ENTRIES.
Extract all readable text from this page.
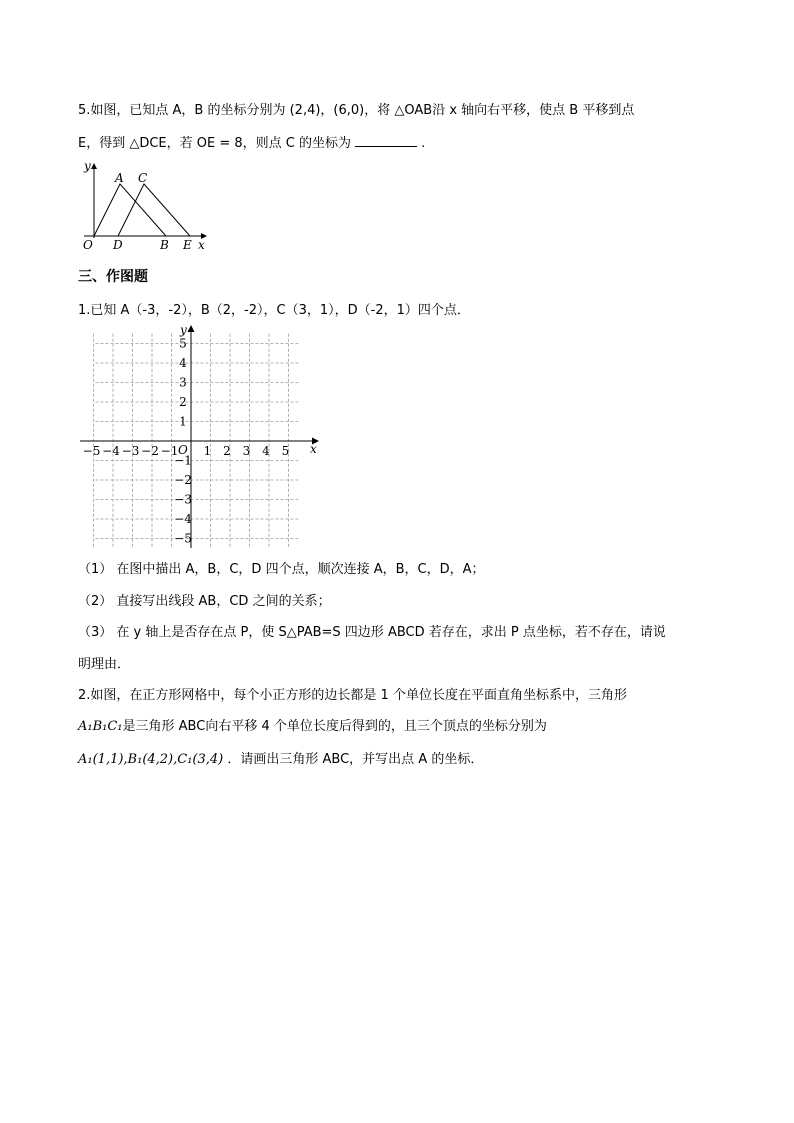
5.如图，已知点 A，B 的坐标分别为 (2,4)，(6,0)，将 △OAB沿 x 轴向右平移，使点 B 平移到点
E，得到 △DCE，若 OE = 8，则点 C 的坐标为	.
y
x
O
A C
D	B E
三、作图题
1.已知 A（-3，-2），B（2，-2），C（3，1），D（-2，1）四个点．
x
y
O
−5 −4 −3 −2 −1 1 2 3 4 5
5
4
3
2
1
−1
−2
−3
−4
−5
（1） 在图中描出 A，B，C，D 四个点，顺次连接 A，B，C，D，A；
（2） 直接写出线段 AB，CD 之间的关系；
（3） 在 y 轴上是否存在点 P，使 S△PAB=S 四边形 ABCD 若存在，求出 P 点坐标，若不存在，请说
明理由．
2.如图，在正方形网格中，每个小正方形的边长都是 1 个单位长度在平面直角坐标系中，三角形
A₁B₁C₁是三角形 ABC向右平移 4 个单位长度后得到的，且三个顶点的坐标分别为
A₁(1,1),B₁(4,2),C₁(3,4) ．请画出三角形 ABC，并写出点 A 的坐标．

AIM OF THE TASK.
Your task is an exact transcription of all the data, minus the pictures.

TASK OUTPUT.
Extract all readable text from this page.
5.如图，已知点 A，B 的坐标分别为 (2,4)，(6,0)，将 △OAB沿 x 轴向右平移，使点 B 平移到点
E，得到 △DCE，若 OE = 8，则点 C 的坐标为	.
y
x
O
A C
D	B E
三、作图题
1.已知 A（-3，-2），B（2，-2），C（3，1），D（-2，1）四个点．
x
y
O
−5 −4 −3 −2 −1 1 2 3 4 5
5
4
3
2
1
−1
−2
−3
−4
−5
（1） 在图中描出 A，B，C，D 四个点，顺次连接 A，B，C，D，A；
（2） 直接写出线段 AB，CD 之间的关系；
（3） 在 y 轴上是否存在点 P，使 S△PAB=S 四边形 ABCD 若存在，求出 P 点坐标，若不存在，请说
明理由．
2.如图，在正方形网格中，每个小正方形的边长都是 1 个单位长度在平面直角坐标系中，三角形
A₁B₁C₁是三角形 ABC向右平移 4 个单位长度后得到的，且三个顶点的坐标分别为
A₁(1,1),B₁(4,2),C₁(3,4) ．请画出三角形 ABC，并写出点 A 的坐标．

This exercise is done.